***** STORED ROWS *****
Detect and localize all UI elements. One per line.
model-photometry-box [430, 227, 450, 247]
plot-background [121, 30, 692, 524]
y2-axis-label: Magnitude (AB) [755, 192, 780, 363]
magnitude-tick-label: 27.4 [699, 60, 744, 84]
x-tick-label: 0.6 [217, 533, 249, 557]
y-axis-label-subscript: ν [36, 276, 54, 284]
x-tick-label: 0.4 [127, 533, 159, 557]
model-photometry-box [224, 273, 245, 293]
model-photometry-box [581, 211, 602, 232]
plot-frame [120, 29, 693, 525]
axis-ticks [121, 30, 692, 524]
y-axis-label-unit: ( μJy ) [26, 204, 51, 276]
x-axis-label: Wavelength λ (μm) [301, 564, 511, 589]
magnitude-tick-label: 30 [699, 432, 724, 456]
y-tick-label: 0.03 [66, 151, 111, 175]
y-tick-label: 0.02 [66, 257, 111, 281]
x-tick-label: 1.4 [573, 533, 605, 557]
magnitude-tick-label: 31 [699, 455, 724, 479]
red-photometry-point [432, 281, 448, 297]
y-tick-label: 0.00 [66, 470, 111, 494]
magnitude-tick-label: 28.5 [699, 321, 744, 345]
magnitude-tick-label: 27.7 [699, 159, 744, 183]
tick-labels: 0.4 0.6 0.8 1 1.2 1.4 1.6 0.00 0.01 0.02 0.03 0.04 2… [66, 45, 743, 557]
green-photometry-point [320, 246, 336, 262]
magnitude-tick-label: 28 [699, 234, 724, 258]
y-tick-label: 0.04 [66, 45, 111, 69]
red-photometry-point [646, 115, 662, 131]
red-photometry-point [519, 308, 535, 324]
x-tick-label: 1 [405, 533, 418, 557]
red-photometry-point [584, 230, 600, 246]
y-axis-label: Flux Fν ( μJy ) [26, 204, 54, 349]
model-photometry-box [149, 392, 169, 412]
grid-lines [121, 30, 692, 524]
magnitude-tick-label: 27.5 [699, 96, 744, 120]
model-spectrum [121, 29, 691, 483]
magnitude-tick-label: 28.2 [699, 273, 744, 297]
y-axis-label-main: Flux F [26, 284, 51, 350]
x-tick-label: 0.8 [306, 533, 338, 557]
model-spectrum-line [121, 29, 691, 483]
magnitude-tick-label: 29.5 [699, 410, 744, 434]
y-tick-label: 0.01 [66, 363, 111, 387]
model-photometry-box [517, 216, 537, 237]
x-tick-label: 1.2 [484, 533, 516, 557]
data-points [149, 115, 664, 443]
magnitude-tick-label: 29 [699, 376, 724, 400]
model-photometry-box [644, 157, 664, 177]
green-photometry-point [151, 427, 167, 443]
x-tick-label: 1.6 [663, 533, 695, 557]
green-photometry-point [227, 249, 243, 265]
*****
■ BRIEF ■
Reproduce every line of the data above, replacing each occurrence of "model-photometry-box" with "synthetic-photometry-box" and leaving everything else unchanged.

■ SOLUTION ■
Detect and localize all UI elements. One per line.
synthetic-photometry-box [430, 227, 450, 247]
plot-background [121, 30, 692, 524]
y2-axis-label: Magnitude (AB) [755, 192, 780, 363]
magnitude-tick-label: 27.4 [699, 60, 744, 84]
x-tick-label: 0.6 [217, 533, 249, 557]
y-axis-label-subscript: ν [36, 276, 54, 284]
x-tick-label: 0.4 [127, 533, 159, 557]
synthetic-photometry-box [224, 273, 245, 293]
synthetic-photometry-box [581, 211, 602, 232]
plot-frame [120, 29, 693, 525]
axis-ticks [121, 30, 692, 524]
y-axis-label-unit: ( μJy ) [26, 204, 51, 276]
x-axis-label: Wavelength λ (μm) [301, 564, 511, 589]
magnitude-tick-label: 30 [699, 432, 724, 456]
y-tick-label: 0.03 [66, 151, 111, 175]
y-tick-label: 0.02 [66, 257, 111, 281]
x-tick-label: 1.4 [573, 533, 605, 557]
magnitude-tick-label: 31 [699, 455, 724, 479]
red-photometry-point [432, 281, 448, 297]
y-tick-label: 0.00 [66, 470, 111, 494]
magnitude-tick-label: 28.5 [699, 321, 744, 345]
magnitude-tick-label: 27.7 [699, 159, 744, 183]
tick-labels: 0.4 0.6 0.8 1 1.2 1.4 1.6 0.00 0.01 0.02 0.03 0.04 2… [66, 45, 743, 557]
green-photometry-point [320, 246, 336, 262]
magnitude-tick-label: 28 [699, 234, 724, 258]
y-tick-label: 0.04 [66, 45, 111, 69]
red-photometry-point [646, 115, 662, 131]
red-photometry-point [519, 308, 535, 324]
x-tick-label: 1 [405, 533, 418, 557]
red-photometry-point [584, 230, 600, 246]
y-axis-label: Flux Fν ( μJy ) [26, 204, 54, 349]
synthetic-photometry-box [149, 392, 169, 412]
grid-lines [121, 30, 692, 524]
magnitude-tick-label: 27.5 [699, 96, 744, 120]
model-spectrum [121, 29, 691, 483]
magnitude-tick-label: 28.2 [699, 273, 744, 297]
y-axis-label-main: Flux F [26, 284, 51, 350]
x-tick-label: 0.8 [306, 533, 338, 557]
model-spectrum-line [121, 29, 691, 483]
magnitude-tick-label: 29.5 [699, 410, 744, 434]
y-tick-label: 0.01 [66, 363, 111, 387]
synthetic-photometry-box [517, 216, 537, 237]
x-tick-label: 1.2 [484, 533, 516, 557]
data-points [149, 115, 664, 443]
magnitude-tick-label: 29 [699, 376, 724, 400]
synthetic-photometry-box [644, 157, 664, 177]
green-photometry-point [151, 427, 167, 443]
x-tick-label: 1.6 [663, 533, 695, 557]
green-photometry-point [227, 249, 243, 265]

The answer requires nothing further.